Text section =>
------------------------------------------------
The fifth Indigenous death in custody in Australia in one month has sparked outrage among Indigenous leaders, politicians and advocates as the 30-year anniversary of the Royal Commission into Aboriginal Deaths in Custody looms.
A 45-year-old male inmate at Perth’s Casuarina Prison, Western Australia died at the Fiona Stanley Hospital on Saturday, after undergoing a medical procedure and being placed in intensive care.
In the past month, four other Indigenous people have passed away while in police custody, including 37-year-old Barkindji man, Anzac Sullivan who died during a police pursuit on March 18 in NSW.
An Indigenous man died while in custody at Ravenhall Correctional Centre in Melbourne on March 7, while a woman in her 40s took her own life on the same day at Silverwater jail, NSW.
On March 2, a man, 35 was found unresponsive in a jail cell at Long Bay prison’s hospital.
April 15 will mark 30 years since the Royal Commission into Aboriginal Deaths in Custody with more than 450 Aboriginal and Torres Strait Islander deaths in custody since the landmark report.
The head of the Aboriginal Legal Service of Western Australia says the 1991 Royal Commission was a failure and disputes the number of recommendations said to be implemented.
A 2018 review of the implementation of the Royal Commission’s recommendations found that 64 per cent had been fully implemented, 30 per cent partially and six per cent were not at all.
Speaking to ABC’s Hamish McDonald, Dennis Eggington said there is no way that 64 per cent of the recommendations have been implemented.
“Not only has it failed, I would question some of the statistics that people are quoting there, I don’t think that there’s anything like 64 percent of those recommendations that have been implemented,” he said.
Mr Eggington said the broader population does not know what happens inside prisons.
“The prison systems are not working in terms with the changes of society, of the betterment of society and unfortunately, people aren’t getting rehabilitated, they’re not getting educated.”
“You’ve got a lot of sick Aboriginal people inside of those prisons and they’re not getting the healthcare they need – you’re getting all kinds of issues like that. So the prison systems… need to be reformed as well.”
------------------------------------------------
Information supplied =>
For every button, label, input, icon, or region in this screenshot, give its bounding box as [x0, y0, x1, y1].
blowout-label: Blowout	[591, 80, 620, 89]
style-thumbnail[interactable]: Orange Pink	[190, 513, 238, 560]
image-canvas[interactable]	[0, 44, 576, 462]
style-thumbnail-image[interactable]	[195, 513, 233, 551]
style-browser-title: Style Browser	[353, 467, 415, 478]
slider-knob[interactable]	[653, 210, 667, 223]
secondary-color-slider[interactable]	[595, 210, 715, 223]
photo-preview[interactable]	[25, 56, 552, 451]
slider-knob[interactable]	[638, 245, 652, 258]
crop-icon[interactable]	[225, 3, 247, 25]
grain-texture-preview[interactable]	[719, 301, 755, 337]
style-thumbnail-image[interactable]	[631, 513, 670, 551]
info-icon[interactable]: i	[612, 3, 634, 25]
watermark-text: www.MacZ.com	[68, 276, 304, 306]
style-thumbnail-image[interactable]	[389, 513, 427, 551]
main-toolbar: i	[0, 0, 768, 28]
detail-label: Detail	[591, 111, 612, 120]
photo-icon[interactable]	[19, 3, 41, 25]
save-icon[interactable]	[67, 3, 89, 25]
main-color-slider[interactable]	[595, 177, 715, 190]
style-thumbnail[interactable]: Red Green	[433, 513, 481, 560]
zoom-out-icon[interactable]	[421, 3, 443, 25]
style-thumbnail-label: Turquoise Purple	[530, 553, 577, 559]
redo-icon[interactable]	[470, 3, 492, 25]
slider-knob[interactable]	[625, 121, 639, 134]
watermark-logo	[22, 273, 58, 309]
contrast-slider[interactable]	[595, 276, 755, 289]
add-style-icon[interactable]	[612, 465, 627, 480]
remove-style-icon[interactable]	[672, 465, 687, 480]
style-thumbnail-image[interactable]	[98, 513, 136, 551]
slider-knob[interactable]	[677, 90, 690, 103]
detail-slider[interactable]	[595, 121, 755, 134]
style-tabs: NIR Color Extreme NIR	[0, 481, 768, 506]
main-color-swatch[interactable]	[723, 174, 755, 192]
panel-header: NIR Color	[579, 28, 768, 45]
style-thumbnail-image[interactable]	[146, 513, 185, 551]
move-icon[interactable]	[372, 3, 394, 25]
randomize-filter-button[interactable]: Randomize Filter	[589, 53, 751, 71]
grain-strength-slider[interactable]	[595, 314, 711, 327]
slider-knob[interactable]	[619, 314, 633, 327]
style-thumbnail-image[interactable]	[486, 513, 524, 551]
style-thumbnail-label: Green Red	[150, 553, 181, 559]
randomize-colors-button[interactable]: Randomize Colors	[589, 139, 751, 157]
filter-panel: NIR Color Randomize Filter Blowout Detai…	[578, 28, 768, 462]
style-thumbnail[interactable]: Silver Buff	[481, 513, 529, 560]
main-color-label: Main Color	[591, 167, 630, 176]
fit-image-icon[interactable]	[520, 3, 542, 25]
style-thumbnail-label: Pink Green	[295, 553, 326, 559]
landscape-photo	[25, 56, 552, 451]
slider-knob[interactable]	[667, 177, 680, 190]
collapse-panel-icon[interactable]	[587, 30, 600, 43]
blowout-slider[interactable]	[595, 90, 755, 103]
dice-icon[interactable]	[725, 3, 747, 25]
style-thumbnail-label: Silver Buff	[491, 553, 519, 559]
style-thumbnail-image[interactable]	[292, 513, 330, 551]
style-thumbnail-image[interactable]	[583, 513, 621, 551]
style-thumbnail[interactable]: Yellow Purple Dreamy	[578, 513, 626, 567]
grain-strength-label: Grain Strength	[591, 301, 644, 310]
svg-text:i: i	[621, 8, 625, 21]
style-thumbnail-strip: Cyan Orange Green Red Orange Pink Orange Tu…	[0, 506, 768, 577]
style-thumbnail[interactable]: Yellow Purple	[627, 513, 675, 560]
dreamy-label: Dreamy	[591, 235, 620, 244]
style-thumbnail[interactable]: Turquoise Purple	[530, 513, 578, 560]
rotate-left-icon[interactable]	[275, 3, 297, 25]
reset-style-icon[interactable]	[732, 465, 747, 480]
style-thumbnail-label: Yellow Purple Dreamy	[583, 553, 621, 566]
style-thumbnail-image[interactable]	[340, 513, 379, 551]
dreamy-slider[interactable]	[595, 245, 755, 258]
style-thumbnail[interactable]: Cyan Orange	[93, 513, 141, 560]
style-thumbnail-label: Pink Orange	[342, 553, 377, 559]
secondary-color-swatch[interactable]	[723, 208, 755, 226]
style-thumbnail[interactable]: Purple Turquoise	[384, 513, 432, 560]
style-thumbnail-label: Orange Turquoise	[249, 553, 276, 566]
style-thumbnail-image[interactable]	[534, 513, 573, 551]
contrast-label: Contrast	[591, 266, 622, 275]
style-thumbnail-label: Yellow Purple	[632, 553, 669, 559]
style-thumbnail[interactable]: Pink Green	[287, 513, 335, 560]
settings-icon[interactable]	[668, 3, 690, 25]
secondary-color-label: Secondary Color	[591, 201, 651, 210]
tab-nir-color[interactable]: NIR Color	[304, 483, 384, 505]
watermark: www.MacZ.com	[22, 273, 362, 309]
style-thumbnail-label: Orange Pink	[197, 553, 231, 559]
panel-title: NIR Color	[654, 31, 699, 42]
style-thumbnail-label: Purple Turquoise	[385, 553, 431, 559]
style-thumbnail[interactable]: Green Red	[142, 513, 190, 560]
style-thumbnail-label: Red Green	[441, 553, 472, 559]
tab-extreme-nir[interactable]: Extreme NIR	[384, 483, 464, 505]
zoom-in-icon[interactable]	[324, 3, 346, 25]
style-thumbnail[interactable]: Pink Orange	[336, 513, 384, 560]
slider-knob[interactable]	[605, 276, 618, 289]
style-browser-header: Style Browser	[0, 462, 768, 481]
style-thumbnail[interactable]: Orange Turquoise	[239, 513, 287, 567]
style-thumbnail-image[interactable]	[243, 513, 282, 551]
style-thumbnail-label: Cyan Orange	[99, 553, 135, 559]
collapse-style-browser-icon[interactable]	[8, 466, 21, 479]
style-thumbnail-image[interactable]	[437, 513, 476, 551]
------------------------------------------------
Check your understanding =>
1 – Retype the passage of the article on Indigenous deaths in custody starting at "The head of" and ending at "happens inside prisons.".
2 – Name every prison or correctional facility mentioned in the article on Indigenous deaths in custody.

Answers to the exercise =>
1 –
The head of the Aboriginal Legal Service of Western Australia says the 1991 Royal Commission was a failure and disputes the number of recommendations said to be implemented.
A 2018 review of the implementation of the Royal Commission’s recommendations found that 64 per cent had been fully implemented, 30 per cent partially and six per cent were not at all.
Speaking to ABC’s Hamish McDonald, Dennis Eggington said there is no way that 64 per cent of the recommendations have been implemented.
“Not only has it failed, I would question some of the statistics that people are quoting there, I don’t think that there’s anything like 64 percent of those recommendations that have been implemented,” he said.
Mr Eggington said the broader population does not know what happens inside prisons.

2 –
Casuarina Prison
Ravenhall Correctional Centre
Silverwater jail
Long Bay prison